▶ [OBJECTIVE] Leave out the pictures and restate the rest of the data exactly.
[start of RECORDS SHOWN]
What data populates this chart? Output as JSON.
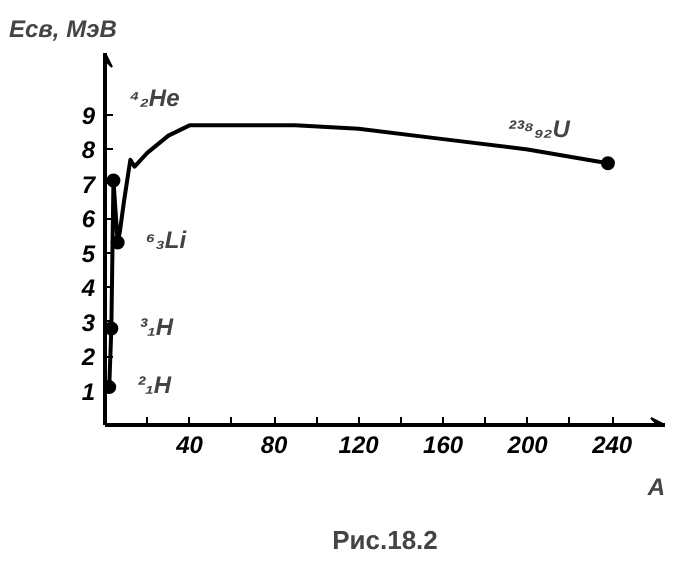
{
  "chart_data": {
    "type": "line",
    "xlabel": "A",
    "ylabel": "Eсв, МэВ",
    "xlim": [
      0,
      265
    ],
    "ylim": [
      0,
      10.8
    ],
    "xticks": [
      {
        "value": 20,
        "label": null
      },
      40,
      {
        "value": 60,
        "label": null
      },
      80,
      {
        "value": 100,
        "label": null
      },
      120,
      {
        "value": 140,
        "label": null
      },
      160,
      {
        "value": 180,
        "label": null
      },
      200,
      {
        "value": 220,
        "label": null
      },
      240
    ],
    "yticks": [
      1,
      2,
      3,
      4,
      5,
      6,
      7,
      8,
      9
    ],
    "grid": false,
    "line_style": "solid",
    "series": [
      {
        "color": "#000000",
        "x": [
          2,
          3,
          4,
          6,
          7,
          9,
          12,
          14,
          20,
          30,
          40,
          60,
          90,
          120,
          160,
          200,
          238
        ],
        "values": [
          1.1,
          2.8,
          7.1,
          5.3,
          5.6,
          6.5,
          7.7,
          7.5,
          7.9,
          8.4,
          8.7,
          8.7,
          8.7,
          8.6,
          8.3,
          8.0,
          7.6
        ]
      },
      {
        "type": "scatter",
        "marker": "circle",
        "color": "#000000",
        "x": [
          2,
          3,
          4,
          6,
          238
        ],
        "values": [
          1.1,
          2.8,
          7.1,
          5.3,
          7.6
        ]
      }
    ],
    "annotations": [
      {
        "text": "²₁H",
        "x": 2,
        "y": 1.1
      },
      {
        "text": "³₁H",
        "x": 3,
        "y": 2.8
      },
      {
        "text": "⁶₃Li",
        "x": 6,
        "y": 5.3
      },
      {
        "text": "⁴₂He",
        "x": 4,
        "y": 7.1
      },
      {
        "text": "²³⁸₉₂U",
        "x": 238,
        "y": 7.6
      },
      "Рис.18.2"
    ]
  }
}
[end of RECORDS SHOWN]
▶ [ANSWER BELOW]
What data populates this chart? Output as JSON.
{
  "chart_data": {
    "type": "line",
    "xlabel": "A",
    "ylabel": "Eсв, МэВ",
    "xlim": [
      0,
      265
    ],
    "ylim": [
      0,
      10.8
    ],
    "xticks": [
      {
        "value": 20,
        "label": null
      },
      40,
      {
        "value": 60,
        "label": null
      },
      80,
      {
        "value": 100,
        "label": null
      },
      120,
      {
        "value": 140,
        "label": null
      },
      160,
      {
        "value": 180,
        "label": null
      },
      200,
      {
        "value": 220,
        "label": null
      },
      240
    ],
    "yticks": [
      1,
      2,
      3,
      4,
      5,
      6,
      7,
      8,
      9
    ],
    "grid": false,
    "line_style": "solid",
    "series": [
      {
        "color": "#000000",
        "x": [
          2,
          3,
          4,
          6,
          7,
          9,
          12,
          14,
          20,
          30,
          40,
          60,
          90,
          120,
          160,
          200,
          238
        ],
        "values": [
          1.1,
          2.8,
          7.1,
          5.3,
          5.6,
          6.5,
          7.7,
          7.5,
          7.9,
          8.4,
          8.7,
          8.7,
          8.7,
          8.6,
          8.3,
          8.0,
          7.6
        ]
      },
      {
        "type": "scatter",
        "marker": "circle",
        "color": "#000000",
        "x": [
          2,
          3,
          4,
          6,
          238
        ],
        "values": [
          1.1,
          2.8,
          7.1,
          5.3,
          7.6
        ]
      }
    ],
    "annotations": [
      {
        "text": "²₁H",
        "x": 2,
        "y": 1.1
      },
      {
        "text": "³₁H",
        "x": 3,
        "y": 2.8
      },
      {
        "text": "⁶₃Li",
        "x": 6,
        "y": 5.3
      },
      {
        "text": "⁴₂He",
        "x": 4,
        "y": 7.1
      },
      {
        "text": "²³⁸₉₂U",
        "x": 238,
        "y": 7.6
      },
      "Рис.18.2"
    ]
  }
}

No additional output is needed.